━━━━━ Exercise inputs
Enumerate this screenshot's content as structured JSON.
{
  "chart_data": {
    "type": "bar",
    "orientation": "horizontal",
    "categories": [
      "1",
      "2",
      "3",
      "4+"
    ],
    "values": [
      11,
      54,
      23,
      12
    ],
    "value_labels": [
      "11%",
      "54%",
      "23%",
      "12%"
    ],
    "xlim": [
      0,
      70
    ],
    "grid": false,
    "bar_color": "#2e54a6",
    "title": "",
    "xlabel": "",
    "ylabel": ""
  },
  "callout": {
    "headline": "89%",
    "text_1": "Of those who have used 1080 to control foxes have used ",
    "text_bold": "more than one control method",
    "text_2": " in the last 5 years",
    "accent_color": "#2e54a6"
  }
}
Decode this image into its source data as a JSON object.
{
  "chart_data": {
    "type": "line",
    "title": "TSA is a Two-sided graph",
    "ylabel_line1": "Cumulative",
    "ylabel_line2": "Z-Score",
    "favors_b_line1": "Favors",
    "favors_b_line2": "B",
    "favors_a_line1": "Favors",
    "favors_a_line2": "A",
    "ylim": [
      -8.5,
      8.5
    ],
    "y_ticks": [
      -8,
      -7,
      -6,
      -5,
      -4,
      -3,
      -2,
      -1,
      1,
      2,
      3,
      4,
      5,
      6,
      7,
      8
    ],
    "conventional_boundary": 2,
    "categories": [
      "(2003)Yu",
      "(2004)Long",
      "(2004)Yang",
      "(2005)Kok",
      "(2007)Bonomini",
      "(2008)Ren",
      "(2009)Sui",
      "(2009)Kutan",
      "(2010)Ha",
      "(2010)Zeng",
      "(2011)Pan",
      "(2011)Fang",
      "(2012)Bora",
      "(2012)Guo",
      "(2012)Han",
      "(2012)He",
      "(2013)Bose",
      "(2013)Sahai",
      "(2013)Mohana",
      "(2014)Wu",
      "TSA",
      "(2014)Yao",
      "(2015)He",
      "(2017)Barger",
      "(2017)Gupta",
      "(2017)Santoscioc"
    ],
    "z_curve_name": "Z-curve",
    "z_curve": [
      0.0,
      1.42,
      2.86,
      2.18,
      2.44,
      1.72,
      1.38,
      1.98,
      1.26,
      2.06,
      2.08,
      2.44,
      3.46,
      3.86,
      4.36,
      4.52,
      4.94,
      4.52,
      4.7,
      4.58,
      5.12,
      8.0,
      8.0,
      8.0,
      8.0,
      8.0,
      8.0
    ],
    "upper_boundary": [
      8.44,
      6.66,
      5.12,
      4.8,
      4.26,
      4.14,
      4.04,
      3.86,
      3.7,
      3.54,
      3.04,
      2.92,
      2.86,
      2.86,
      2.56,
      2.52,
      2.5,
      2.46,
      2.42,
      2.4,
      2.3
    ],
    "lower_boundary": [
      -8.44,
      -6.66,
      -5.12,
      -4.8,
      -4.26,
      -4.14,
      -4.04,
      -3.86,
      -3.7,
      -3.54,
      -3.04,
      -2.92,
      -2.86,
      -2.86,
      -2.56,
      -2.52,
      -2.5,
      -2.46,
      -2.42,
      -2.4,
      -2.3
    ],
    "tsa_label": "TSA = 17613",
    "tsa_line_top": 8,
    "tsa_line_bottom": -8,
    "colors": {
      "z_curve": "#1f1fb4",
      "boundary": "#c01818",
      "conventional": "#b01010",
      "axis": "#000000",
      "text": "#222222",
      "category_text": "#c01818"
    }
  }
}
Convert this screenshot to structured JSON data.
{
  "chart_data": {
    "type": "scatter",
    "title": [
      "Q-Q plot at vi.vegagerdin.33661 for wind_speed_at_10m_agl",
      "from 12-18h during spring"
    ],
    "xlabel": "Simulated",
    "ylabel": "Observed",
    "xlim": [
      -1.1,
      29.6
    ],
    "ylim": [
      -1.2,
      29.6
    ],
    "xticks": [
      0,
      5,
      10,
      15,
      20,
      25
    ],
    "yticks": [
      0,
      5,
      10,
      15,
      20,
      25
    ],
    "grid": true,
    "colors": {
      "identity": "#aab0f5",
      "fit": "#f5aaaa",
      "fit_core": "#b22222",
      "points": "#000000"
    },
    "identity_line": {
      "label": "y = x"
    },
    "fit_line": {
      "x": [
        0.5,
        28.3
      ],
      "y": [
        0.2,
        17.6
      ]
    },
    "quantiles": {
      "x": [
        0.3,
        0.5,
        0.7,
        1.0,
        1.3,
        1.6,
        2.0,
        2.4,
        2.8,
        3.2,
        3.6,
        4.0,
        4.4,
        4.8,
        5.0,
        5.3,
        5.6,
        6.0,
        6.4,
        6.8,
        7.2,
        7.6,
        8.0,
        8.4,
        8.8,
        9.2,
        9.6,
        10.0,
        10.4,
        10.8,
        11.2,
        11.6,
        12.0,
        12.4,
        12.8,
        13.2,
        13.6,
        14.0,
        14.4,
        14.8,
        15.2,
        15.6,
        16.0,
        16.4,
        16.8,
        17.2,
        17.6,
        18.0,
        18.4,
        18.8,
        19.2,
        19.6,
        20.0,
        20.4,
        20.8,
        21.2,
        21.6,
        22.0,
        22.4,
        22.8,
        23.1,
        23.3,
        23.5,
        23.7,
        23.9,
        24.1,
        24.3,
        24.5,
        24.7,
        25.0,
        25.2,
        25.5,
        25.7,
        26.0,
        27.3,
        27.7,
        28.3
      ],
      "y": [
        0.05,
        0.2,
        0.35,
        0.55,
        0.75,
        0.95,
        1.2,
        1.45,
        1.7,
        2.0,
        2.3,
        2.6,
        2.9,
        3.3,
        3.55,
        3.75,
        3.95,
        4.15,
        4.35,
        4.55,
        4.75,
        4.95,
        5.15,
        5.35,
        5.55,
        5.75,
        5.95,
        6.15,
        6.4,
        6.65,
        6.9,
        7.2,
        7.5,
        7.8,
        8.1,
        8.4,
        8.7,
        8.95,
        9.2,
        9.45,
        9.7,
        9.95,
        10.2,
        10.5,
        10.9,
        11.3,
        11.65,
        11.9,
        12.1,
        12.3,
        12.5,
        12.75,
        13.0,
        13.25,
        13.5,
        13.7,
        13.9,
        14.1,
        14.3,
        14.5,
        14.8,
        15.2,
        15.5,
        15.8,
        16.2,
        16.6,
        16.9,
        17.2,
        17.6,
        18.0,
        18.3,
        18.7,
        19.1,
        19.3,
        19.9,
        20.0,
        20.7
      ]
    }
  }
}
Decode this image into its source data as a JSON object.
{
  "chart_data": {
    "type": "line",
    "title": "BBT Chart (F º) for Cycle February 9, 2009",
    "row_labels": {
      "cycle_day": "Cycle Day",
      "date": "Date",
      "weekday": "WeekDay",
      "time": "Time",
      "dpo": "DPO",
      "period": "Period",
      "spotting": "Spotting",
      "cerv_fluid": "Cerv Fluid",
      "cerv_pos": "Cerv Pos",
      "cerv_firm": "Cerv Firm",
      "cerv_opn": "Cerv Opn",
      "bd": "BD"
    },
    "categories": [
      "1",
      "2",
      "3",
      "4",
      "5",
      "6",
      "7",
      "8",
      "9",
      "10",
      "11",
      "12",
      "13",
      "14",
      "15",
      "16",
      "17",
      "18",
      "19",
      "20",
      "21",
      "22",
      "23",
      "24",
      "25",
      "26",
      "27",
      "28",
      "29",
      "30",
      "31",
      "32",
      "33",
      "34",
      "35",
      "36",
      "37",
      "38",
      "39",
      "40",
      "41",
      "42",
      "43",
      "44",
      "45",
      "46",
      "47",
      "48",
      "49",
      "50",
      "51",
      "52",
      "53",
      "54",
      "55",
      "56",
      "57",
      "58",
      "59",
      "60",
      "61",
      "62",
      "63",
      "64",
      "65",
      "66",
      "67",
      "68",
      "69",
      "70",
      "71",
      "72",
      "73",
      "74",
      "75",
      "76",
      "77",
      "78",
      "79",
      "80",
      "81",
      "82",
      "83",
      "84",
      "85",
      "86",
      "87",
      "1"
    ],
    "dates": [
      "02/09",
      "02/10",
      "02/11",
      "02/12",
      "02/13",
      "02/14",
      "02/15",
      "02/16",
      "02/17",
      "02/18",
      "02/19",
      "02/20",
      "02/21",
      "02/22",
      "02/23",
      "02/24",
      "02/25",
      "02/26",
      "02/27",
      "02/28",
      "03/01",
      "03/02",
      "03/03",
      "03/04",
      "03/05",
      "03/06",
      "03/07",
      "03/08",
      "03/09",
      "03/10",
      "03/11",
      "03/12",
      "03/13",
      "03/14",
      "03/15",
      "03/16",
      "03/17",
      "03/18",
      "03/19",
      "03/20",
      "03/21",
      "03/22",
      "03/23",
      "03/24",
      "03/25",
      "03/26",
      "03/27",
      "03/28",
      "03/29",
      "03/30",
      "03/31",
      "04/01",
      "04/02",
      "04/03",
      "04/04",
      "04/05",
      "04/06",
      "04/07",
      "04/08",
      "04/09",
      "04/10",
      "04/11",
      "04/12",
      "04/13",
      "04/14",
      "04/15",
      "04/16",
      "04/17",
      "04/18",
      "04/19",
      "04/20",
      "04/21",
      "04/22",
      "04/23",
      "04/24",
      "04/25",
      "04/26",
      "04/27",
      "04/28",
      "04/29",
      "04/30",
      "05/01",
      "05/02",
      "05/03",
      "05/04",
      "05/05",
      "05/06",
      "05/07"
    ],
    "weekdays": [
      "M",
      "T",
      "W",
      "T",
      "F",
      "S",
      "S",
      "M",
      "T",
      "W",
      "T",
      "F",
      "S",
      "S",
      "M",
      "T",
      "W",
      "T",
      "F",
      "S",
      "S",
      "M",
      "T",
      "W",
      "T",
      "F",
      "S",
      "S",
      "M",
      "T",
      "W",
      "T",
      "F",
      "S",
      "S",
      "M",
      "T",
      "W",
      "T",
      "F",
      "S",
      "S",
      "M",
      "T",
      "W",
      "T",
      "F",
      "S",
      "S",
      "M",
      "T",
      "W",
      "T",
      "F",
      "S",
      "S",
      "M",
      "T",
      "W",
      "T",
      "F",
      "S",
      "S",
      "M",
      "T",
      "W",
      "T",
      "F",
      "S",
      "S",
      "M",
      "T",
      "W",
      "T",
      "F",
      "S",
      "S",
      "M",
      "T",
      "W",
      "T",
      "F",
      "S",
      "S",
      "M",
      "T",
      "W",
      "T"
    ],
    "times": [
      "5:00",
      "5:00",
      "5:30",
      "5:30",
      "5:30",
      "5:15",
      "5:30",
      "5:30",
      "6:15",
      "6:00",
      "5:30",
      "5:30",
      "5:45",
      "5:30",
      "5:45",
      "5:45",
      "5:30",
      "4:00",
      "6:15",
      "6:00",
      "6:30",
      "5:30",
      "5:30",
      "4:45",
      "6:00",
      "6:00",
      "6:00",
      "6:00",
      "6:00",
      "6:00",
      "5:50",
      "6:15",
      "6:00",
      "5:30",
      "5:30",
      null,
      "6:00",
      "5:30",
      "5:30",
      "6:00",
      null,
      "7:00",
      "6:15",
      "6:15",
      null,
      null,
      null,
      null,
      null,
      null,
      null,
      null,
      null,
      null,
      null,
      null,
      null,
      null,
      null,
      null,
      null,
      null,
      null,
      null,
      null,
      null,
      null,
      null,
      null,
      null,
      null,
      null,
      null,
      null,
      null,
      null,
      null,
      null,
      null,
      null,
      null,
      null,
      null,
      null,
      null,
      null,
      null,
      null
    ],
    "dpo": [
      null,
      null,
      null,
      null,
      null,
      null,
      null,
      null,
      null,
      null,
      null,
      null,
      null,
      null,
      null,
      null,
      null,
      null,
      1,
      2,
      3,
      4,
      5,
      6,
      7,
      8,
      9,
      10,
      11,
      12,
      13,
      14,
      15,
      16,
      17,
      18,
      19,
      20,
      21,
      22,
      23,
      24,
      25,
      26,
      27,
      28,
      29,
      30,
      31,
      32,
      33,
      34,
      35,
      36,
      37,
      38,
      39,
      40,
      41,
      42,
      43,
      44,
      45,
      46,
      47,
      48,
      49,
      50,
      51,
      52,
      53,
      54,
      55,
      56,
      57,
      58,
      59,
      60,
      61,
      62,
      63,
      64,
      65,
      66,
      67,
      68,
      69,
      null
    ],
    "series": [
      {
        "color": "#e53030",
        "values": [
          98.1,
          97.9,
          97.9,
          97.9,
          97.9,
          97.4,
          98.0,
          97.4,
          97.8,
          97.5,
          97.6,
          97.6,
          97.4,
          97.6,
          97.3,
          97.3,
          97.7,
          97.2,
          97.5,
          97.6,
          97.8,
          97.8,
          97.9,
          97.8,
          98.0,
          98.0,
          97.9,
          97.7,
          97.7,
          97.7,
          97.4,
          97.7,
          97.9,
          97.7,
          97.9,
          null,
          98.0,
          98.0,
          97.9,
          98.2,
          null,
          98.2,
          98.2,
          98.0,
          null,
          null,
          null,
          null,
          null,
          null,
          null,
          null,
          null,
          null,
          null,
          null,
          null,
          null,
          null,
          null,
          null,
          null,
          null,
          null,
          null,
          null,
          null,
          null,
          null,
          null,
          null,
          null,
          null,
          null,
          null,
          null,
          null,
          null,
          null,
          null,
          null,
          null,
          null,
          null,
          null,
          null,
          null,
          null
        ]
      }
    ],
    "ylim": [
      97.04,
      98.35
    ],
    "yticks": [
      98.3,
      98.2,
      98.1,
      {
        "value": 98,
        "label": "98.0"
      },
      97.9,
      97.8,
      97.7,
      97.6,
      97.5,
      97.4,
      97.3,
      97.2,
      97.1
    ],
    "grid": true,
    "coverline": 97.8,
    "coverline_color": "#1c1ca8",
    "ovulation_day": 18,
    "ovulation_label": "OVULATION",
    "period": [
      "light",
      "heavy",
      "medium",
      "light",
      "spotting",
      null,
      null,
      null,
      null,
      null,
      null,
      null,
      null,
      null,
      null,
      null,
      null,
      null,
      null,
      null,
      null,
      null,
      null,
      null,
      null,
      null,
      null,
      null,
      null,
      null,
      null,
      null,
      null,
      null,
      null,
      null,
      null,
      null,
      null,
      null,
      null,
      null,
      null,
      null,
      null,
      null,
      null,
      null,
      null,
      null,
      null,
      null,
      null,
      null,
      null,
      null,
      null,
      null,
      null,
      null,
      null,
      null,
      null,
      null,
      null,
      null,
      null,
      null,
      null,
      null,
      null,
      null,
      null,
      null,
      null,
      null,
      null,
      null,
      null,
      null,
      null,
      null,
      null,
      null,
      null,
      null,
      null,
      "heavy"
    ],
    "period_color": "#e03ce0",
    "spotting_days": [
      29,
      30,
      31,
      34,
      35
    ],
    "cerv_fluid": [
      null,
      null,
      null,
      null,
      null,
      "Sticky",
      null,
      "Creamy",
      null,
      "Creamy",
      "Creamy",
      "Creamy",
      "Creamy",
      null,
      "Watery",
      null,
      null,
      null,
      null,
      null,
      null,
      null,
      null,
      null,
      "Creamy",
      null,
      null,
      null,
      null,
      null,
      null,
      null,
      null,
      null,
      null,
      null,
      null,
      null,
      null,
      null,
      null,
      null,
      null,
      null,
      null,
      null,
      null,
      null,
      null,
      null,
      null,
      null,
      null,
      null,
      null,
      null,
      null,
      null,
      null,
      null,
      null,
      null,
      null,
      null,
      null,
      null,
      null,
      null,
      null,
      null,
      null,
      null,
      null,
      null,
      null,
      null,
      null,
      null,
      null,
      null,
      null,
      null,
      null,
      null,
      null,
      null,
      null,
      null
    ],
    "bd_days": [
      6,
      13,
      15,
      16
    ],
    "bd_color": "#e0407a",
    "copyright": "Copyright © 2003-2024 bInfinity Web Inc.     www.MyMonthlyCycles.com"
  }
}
━━━━━━━━━━
● **Written exercise**
Across the entries above, how many lines contain "type"? Provide only the count.

● **Task answer**
4